Task requirements: Restate the entries below verbatim.

==================================================

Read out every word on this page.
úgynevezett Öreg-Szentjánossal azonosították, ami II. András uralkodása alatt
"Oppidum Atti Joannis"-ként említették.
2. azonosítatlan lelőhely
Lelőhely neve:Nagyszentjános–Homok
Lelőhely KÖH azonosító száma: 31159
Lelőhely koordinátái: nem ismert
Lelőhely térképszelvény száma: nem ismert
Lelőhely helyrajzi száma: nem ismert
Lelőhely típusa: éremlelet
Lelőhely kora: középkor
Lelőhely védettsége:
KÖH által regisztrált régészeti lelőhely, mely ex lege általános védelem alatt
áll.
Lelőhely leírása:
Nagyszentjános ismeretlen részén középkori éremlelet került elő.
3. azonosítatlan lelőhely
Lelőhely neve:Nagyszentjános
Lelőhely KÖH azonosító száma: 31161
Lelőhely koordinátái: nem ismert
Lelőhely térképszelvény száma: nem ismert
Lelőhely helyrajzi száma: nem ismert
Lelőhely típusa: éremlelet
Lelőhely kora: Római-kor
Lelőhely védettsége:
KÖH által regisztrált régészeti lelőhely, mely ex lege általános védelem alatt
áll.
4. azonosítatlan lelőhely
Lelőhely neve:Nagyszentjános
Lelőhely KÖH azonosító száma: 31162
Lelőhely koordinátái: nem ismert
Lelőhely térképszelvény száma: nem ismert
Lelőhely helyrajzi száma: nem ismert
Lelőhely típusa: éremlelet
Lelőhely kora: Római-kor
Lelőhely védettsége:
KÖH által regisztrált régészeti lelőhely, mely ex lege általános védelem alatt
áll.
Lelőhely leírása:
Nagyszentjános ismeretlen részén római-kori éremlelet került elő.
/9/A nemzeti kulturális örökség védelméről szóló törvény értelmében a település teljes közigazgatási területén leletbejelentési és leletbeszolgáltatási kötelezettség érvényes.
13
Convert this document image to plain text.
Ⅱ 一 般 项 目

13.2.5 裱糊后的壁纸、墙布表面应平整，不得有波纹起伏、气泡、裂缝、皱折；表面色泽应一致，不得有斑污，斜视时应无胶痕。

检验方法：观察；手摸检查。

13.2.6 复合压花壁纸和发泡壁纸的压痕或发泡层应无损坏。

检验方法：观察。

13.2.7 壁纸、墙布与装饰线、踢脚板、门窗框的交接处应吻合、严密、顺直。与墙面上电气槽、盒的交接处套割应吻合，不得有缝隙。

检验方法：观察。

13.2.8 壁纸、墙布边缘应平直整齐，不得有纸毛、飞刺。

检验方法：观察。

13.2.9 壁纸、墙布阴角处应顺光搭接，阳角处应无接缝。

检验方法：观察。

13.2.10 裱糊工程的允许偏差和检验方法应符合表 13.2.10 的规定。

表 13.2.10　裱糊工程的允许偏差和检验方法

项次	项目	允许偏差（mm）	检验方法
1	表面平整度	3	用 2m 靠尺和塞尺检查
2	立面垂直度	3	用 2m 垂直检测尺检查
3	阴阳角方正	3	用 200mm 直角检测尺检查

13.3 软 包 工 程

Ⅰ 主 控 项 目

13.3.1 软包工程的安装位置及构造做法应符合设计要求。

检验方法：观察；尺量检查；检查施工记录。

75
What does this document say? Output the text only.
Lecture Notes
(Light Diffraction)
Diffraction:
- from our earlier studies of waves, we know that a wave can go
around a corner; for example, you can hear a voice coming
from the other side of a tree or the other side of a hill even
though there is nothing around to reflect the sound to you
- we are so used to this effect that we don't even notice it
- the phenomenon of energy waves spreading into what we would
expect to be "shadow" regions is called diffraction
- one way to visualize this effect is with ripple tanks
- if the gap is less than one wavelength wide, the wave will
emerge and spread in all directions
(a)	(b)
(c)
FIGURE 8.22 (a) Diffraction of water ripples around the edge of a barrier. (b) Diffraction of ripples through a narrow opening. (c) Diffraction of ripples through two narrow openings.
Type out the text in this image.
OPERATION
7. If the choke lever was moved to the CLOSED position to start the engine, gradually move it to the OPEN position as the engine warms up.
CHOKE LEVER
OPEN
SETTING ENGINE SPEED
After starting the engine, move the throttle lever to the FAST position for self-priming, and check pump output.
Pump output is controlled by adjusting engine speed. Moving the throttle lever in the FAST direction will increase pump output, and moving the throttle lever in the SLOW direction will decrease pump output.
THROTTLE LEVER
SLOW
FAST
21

==================================================

Task output:
Read out every word on this page.
úgynevezett Öreg-Szentjánossal azonosították, ami II. András uralkodása alatt
"Oppidum Atti Joannis"-ként említették.
2. azonosítatlan lelőhely
Lelőhely neve:Nagyszentjános–Homok
Lelőhely KÖH azonosító száma: 31159
Lelőhely koordinátái: nem ismert
Lelőhely térképszelvény száma: nem ismert
Lelőhely helyrajzi száma: nem ismert
Lelőhely típusa: éremlelet
Lelőhely kora: középkor
Lelőhely védettsége:
KÖH által regisztrált régészeti lelőhely, mely ex lege általános védelem alatt
áll.
Lelőhely leírása:
Nagyszentjános ismeretlen részén középkori éremlelet került elő.
3. azonosítatlan lelőhely
Lelőhely neve:Nagyszentjános
Lelőhely KÖH azonosító száma: 31161
Lelőhely koordinátái: nem ismert
Lelőhely térképszelvény száma: nem ismert
Lelőhely helyrajzi száma: nem ismert
Lelőhely típusa: éremlelet
Lelőhely kora: Római-kor
Lelőhely védettsége:
KÖH által regisztrált régészeti lelőhely, mely ex lege általános védelem alatt
áll.
4. azonosítatlan lelőhely
Lelőhely neve:Nagyszentjános
Lelőhely KÖH azonosító száma: 31162
Lelőhely koordinátái: nem ismert
Lelőhely térképszelvény száma: nem ismert
Lelőhely helyrajzi száma: nem ismert
Lelőhely típusa: éremlelet
Lelőhely kora: Római-kor
Lelőhely védettsége:
KÖH által regisztrált régészeti lelőhely, mely ex lege általános védelem alatt
áll.
Lelőhely leírása:
Nagyszentjános ismeretlen részén római-kori éremlelet került elő.
/9/A nemzeti kulturális örökség védelméről szóló törvény értelmében a település teljes közigazgatási területén leletbejelentési és leletbeszolgáltatási kötelezettség érvényes.
13
Convert this document image to plain text.
Ⅱ 一 般 项 目

13.2.5 裱糊后的壁纸、墙布表面应平整，不得有波纹起伏、气泡、裂缝、皱折；表面色泽应一致，不得有斑污，斜视时应无胶痕。

检验方法：观察；手摸检查。

13.2.6 复合压花壁纸和发泡壁纸的压痕或发泡层应无损坏。

检验方法：观察。

13.2.7 壁纸、墙布与装饰线、踢脚板、门窗框的交接处应吻合、严密、顺直。与墙面上电气槽、盒的交接处套割应吻合，不得有缝隙。

检验方法：观察。

13.2.8 壁纸、墙布边缘应平直整齐，不得有纸毛、飞刺。

检验方法：观察。

13.2.9 壁纸、墙布阴角处应顺光搭接，阳角处应无接缝。

检验方法：观察。

13.2.10 裱糊工程的允许偏差和检验方法应符合表 13.2.10 的规定。

表 13.2.10　裱糊工程的允许偏差和检验方法

项次	项目	允许偏差（mm）	检验方法
1	表面平整度	3	用 2m 靠尺和塞尺检查
2	立面垂直度	3	用 2m 垂直检测尺检查
3	阴阳角方正	3	用 200mm 直角检测尺检查

13.3 软 包 工 程

Ⅰ 主 控 项 目

13.3.1 软包工程的安装位置及构造做法应符合设计要求。

检验方法：观察；尺量检查；检查施工记录。

75
What does this document say? Output the text only.
Lecture Notes
(Light Diffraction)
Diffraction:
- from our earlier studies of waves, we know that a wave can go
around a corner; for example, you can hear a voice coming
from the other side of a tree or the other side of a hill even
though there is nothing around to reflect the sound to you
- we are so used to this effect that we don't even notice it
- the phenomenon of energy waves spreading into what we would
expect to be "shadow" regions is called diffraction
- one way to visualize this effect is with ripple tanks
- if the gap is less than one wavelength wide, the wave will
emerge and spread in all directions
(a)	(b)
(c)
FIGURE 8.22 (a) Diffraction of water ripples around the edge of a barrier. (b) Diffraction of ripples through a narrow opening. (c) Diffraction of ripples through two narrow openings.
Type out the text in this image.
OPERATION
7. If the choke lever was moved to the CLOSED position to start the engine, gradually move it to the OPEN position as the engine warms up.
CHOKE LEVER
OPEN
SETTING ENGINE SPEED
After starting the engine, move the throttle lever to the FAST position for self-priming, and check pump output.
Pump output is controlled by adjusting engine speed. Moving the throttle lever in the FAST direction will increase pump output, and moving the throttle lever in the SLOW direction will decrease pump output.
THROTTLE LEVER
SLOW
FAST
21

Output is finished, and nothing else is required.